(Some records)
——————

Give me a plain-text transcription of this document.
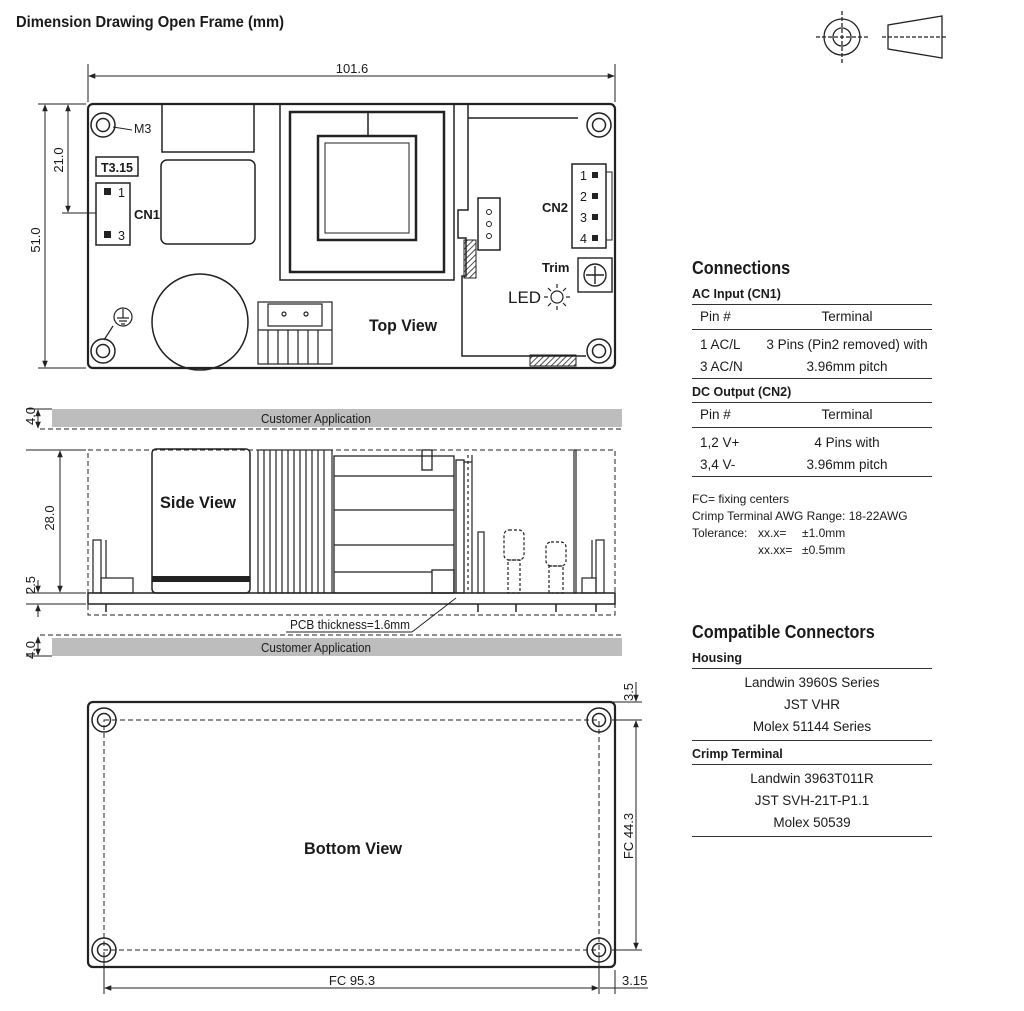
Dimension Drawing Open Frame (mm)
101.6
51.0
21.0
M3
T3.15
1
3
CN1
Top View
CN2
1
2
3
4
Trim
LED
Customer Application
Customer Application
4.0
28.0
2.5
4.0
Side View
PCB thickness=1.6mm
Bottom View
FC 95.3	3.15
3.5
FC 44.3
Connections
AC Input (CN1)
Pin #	Terminal
1 AC/L	3 Pins (Pin2 removed) with
3 AC/N	3.96mm pitch
DC Output (CN2)
Pin #	Terminal
1,2 V+	4 Pins with
3,4 V-	3.96mm pitch
FC= fixing centers
Crimp Terminal AWG Range: 18-22AWG
Tolerance: xx.x= ±1.0mm
xx.xx= ±0.5mm
Compatible Connectors
Housing
Landwin 3960S Series
JST VHR
Molex 51144 Series
Crimp Terminal
Landwin 3963T011R
JST SVH-21T-P1.1
Molex 50539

——————

** Exercise task **
Retype every entry verbatim and exclude the pictures from the copy.

** Exercise result **
Give me a plain-text transcription of this document.
Dimension Drawing Open Frame (mm)
101.6
51.0
21.0
M3
T3.15
1
3
CN1
Top View
CN2
1
2
3
4
Trim
LED
Customer Application
Customer Application
4.0
28.0
2.5
4.0
Side View
PCB thickness=1.6mm
Bottom View
FC 95.3	3.15
3.5
FC 44.3
Connections
AC Input (CN1)
Pin #	Terminal
1 AC/L	3 Pins (Pin2 removed) with
3 AC/N	3.96mm pitch
DC Output (CN2)
Pin #	Terminal
1,2 V+	4 Pins with
3,4 V-	3.96mm pitch
FC= fixing centers
Crimp Terminal AWG Range: 18-22AWG
Tolerance: xx.x= ±1.0mm
xx.xx= ±0.5mm
Compatible Connectors
Housing
Landwin 3960S Series
JST VHR
Molex 51144 Series
Crimp Terminal
Landwin 3963T011R
JST SVH-21T-P1.1
Molex 50539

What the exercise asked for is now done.